**TASK INSTRUCTIONS:**
Write out each line in which the string "title" is present.

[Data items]
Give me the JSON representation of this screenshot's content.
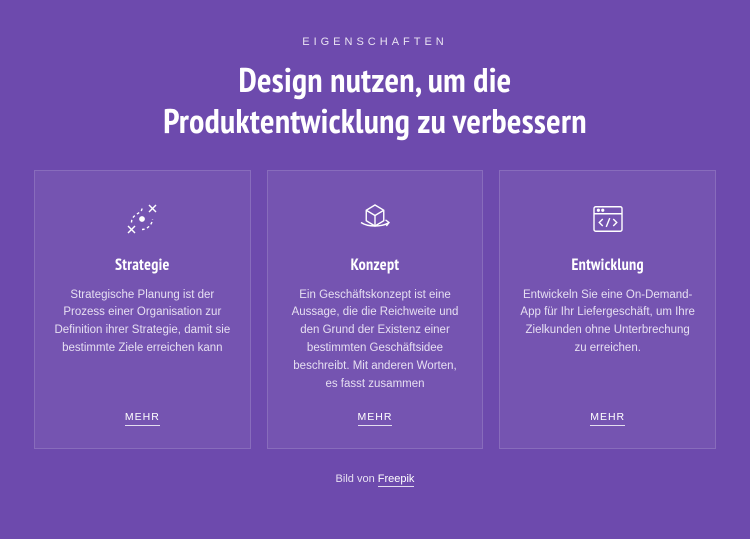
{
  "eyebrow": "EIGENSCHAFTEN",
  "heading": "Design nutzen, um die Produktentwicklung zu verbessern",
  "cards": [
    {
      "icon": "strategy-icon",
      "title": "Strategie",
      "text": "Strategische Planung ist der Prozess einer Organisation zur Definition ihrer Strategie, damit sie bestimmte Ziele erreichen kann",
      "link": "MEHR"
    },
    {
      "icon": "concept-icon",
      "title": "Konzept",
      "text": "Ein Geschäftskonzept ist eine Aussage, die die Reichweite und den Grund der Existenz einer bestimmten Geschäftsidee beschreibt. Mit anderen Worten, es fasst zusammen",
      "link": "MEHR"
    },
    {
      "icon": "development-icon",
      "title": "Entwicklung",
      "text": "Entwickeln Sie eine On-Demand-App für Ihr Liefergeschäft, um Ihre Zielkunden ohne Unterbrechung zu erreichen.",
      "link": "MEHR"
    }
  ],
  "credit": {
    "prefix": "Bild von ",
    "link": "Freepik"
  },
  "colors": {
    "bg": "#6d4aad",
    "card_bg": "rgba(255,255,255,0.06)",
    "text": "#ffffff"
  }
}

**SOLUTION TO THE PROBLEM:**
      "title": "Strategie",
      "title": "Konzept",
      "title": "Entwicklung",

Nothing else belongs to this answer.